Aim:
Lines containing the string "policies" are to be collected in full.

----- Available data

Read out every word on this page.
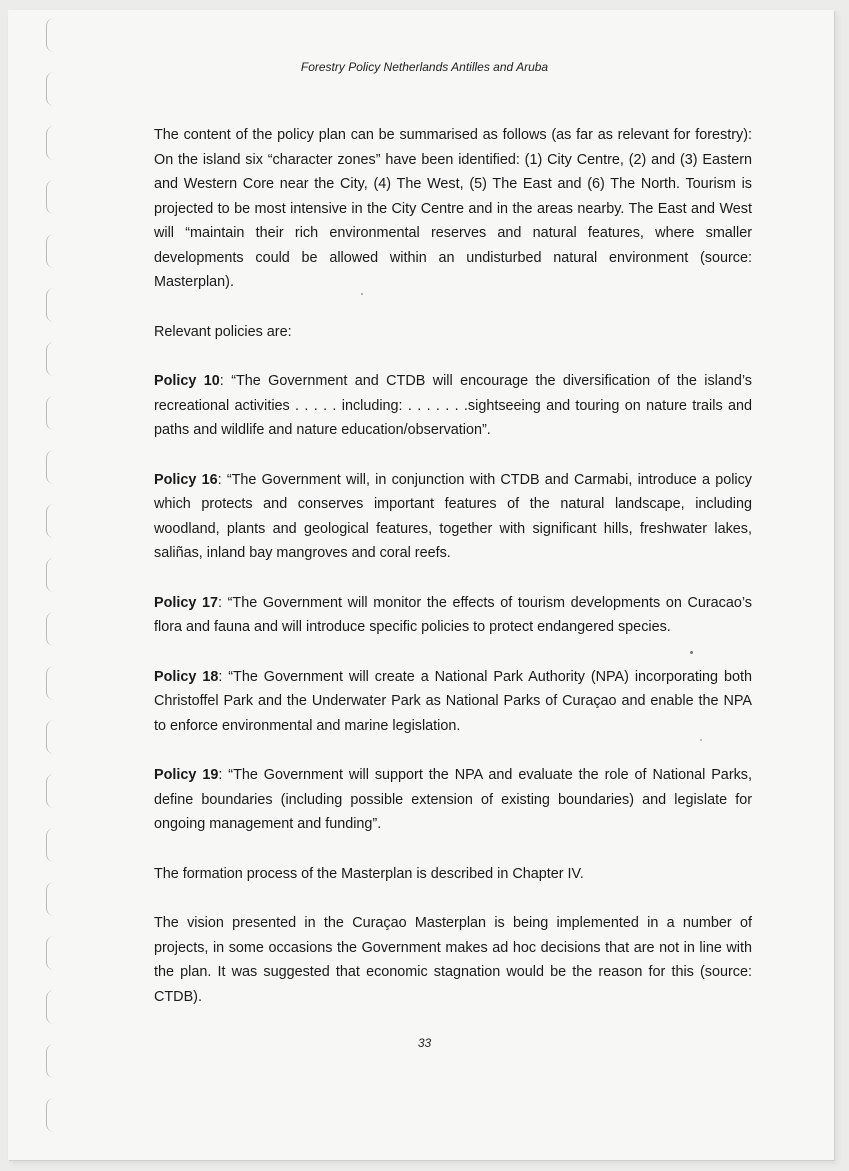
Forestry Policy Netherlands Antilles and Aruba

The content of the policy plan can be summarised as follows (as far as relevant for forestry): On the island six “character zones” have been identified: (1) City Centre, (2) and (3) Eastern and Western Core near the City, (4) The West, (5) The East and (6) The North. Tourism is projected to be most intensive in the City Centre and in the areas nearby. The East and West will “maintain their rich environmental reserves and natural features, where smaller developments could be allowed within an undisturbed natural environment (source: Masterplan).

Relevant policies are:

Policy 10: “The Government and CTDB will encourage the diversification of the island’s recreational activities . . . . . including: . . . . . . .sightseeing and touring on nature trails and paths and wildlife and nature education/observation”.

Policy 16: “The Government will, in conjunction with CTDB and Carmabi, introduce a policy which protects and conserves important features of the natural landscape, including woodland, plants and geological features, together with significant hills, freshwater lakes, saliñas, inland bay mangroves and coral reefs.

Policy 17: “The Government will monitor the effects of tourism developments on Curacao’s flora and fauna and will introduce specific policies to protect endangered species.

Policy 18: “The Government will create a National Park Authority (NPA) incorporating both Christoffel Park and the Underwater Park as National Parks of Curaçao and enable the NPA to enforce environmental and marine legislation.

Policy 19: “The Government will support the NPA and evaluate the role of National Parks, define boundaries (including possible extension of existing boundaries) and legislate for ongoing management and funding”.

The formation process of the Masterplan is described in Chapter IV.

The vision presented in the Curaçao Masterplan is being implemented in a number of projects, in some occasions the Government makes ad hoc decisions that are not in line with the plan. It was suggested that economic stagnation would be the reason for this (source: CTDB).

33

----------

The answer:
Relevant policies are:
Policy 17: “The Government will monitor the effects of tourism developments on Curacao’s flora and fauna and will introduce specific policies to protect endangered species.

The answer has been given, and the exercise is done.